#### Extracted information
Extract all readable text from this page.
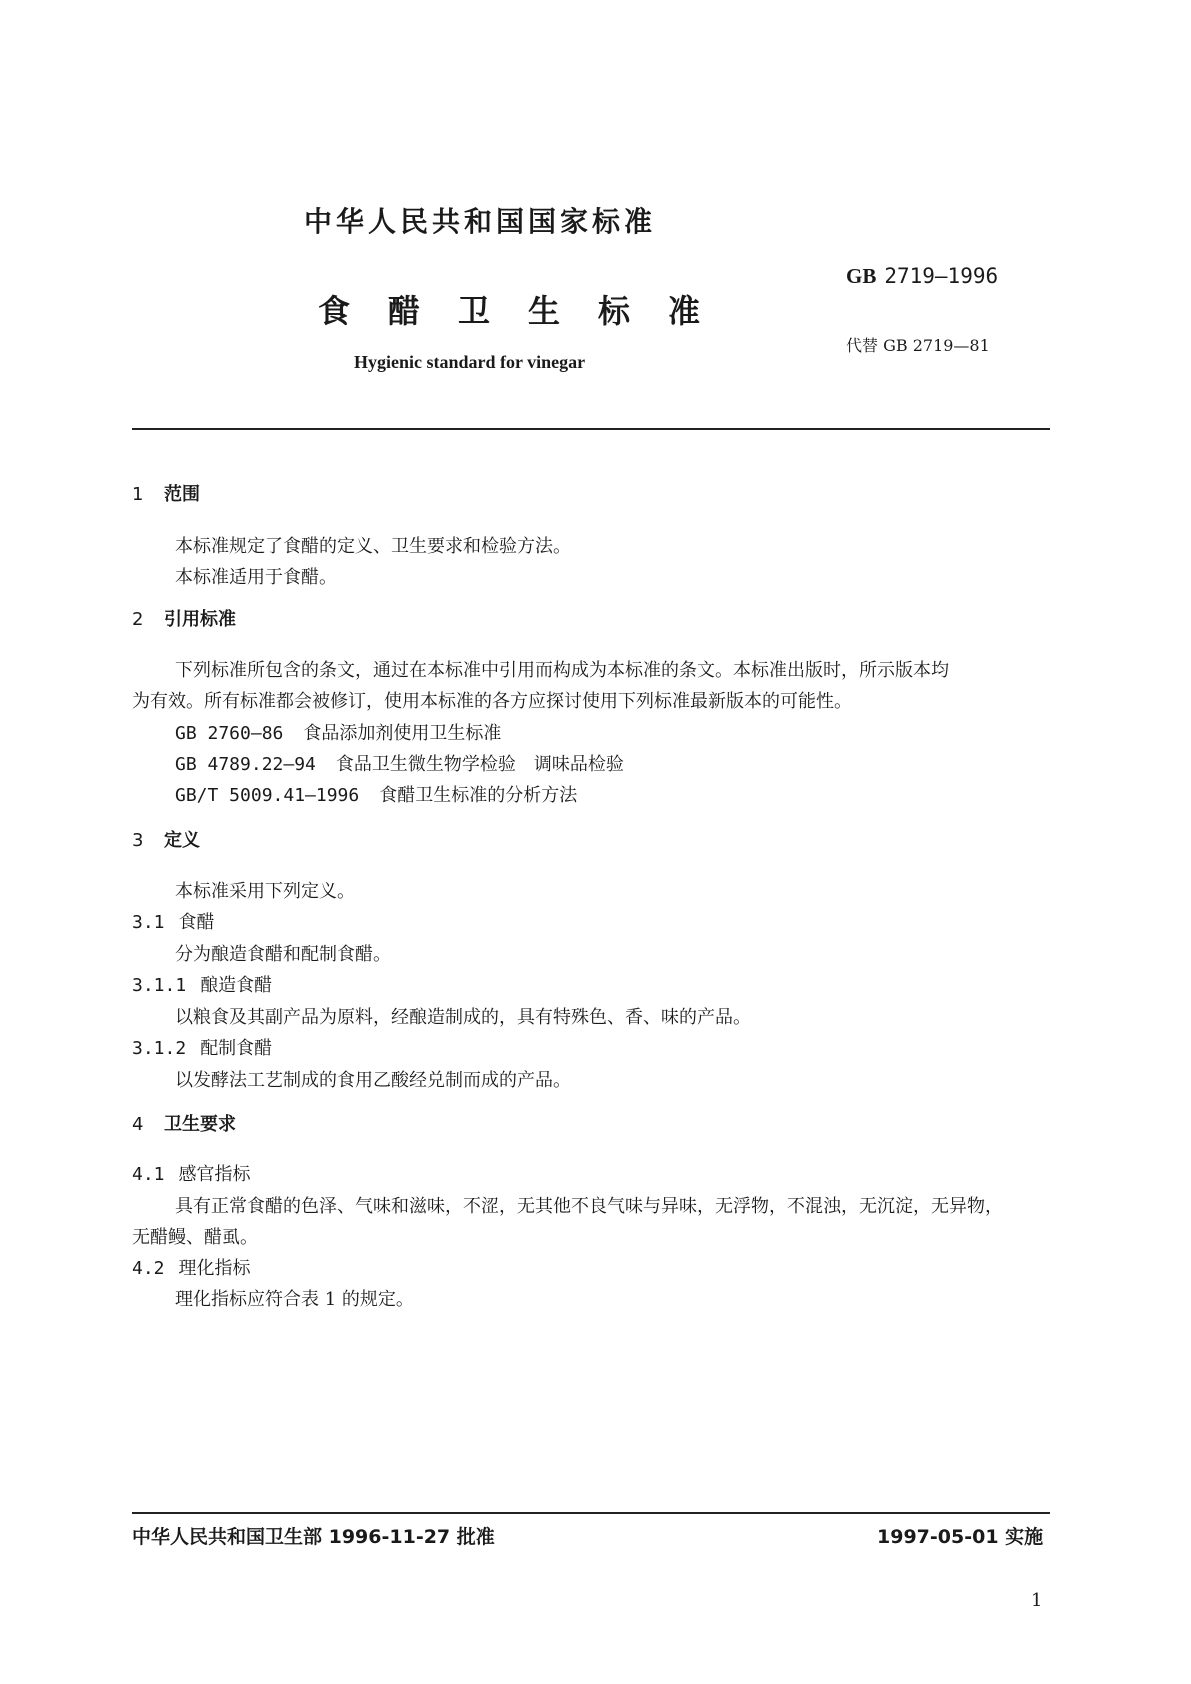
中华人民共和国国家标准
食醋卫生标准
Hygienic standard for vinegar
GB 2719—1996
代替 GB 2719—81
1 范围
本标准规定了食醋的定义、卫生要求和检验方法。
本标准适用于食醋。
2 引用标准
下列标准所包含的条文，通过在本标准中引用而构成为本标准的条文。本标准出版时，所示版本均
为有效。所有标准都会被修订，使用本标准的各方应探讨使用下列标准最新版本的可能性。
GB 2760—86 食品添加剂使用卫生标准
GB 4789.22—94 食品卫生微生物学检验　调味品检验
GB/T 5009.41—1996 食醋卫生标准的分析方法
3 定义
本标准采用下列定义。
3.1 食醋
分为酿造食醋和配制食醋。
3.1.1 酿造食醋
以粮食及其副产品为原料，经酿造制成的，具有特殊色、香、味的产品。
3.1.2 配制食醋
以发酵法工艺制成的食用乙酸经兑制而成的产品。
4 卫生要求
4.1 感官指标
具有正常食醋的色泽、气味和滋味，不涩，无其他不良气味与异味，无浮物，不混浊，无沉淀，无异物，
无醋鳗、醋虱。
4.2 理化指标
理化指标应符合表 1 的规定。
中华人民共和国卫生部 1996-11-27 批准	1997-05-01 实施
1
########
→ **What you need to do**:
Output every entry word for word, but omit the pictures.

→ **Correct answer**:
Extract all readable text from this page.
中华人民共和国国家标准
食醋卫生标准
Hygienic standard for vinegar
GB 2719—1996
代替 GB 2719—81
1 范围
本标准规定了食醋的定义、卫生要求和检验方法。
本标准适用于食醋。
2 引用标准
下列标准所包含的条文，通过在本标准中引用而构成为本标准的条文。本标准出版时，所示版本均
为有效。所有标准都会被修订，使用本标准的各方应探讨使用下列标准最新版本的可能性。
GB 2760—86 食品添加剂使用卫生标准
GB 4789.22—94 食品卫生微生物学检验　调味品检验
GB/T 5009.41—1996 食醋卫生标准的分析方法
3 定义
本标准采用下列定义。
3.1 食醋
分为酿造食醋和配制食醋。
3.1.1 酿造食醋
以粮食及其副产品为原料，经酿造制成的，具有特殊色、香、味的产品。
3.1.2 配制食醋
以发酵法工艺制成的食用乙酸经兑制而成的产品。
4 卫生要求
4.1 感官指标
具有正常食醋的色泽、气味和滋味，不涩，无其他不良气味与异味，无浮物，不混浊，无沉淀，无异物，
无醋鳗、醋虱。
4.2 理化指标
理化指标应符合表 1 的规定。
中华人民共和国卫生部 1996-11-27 批准	1997-05-01 实施
1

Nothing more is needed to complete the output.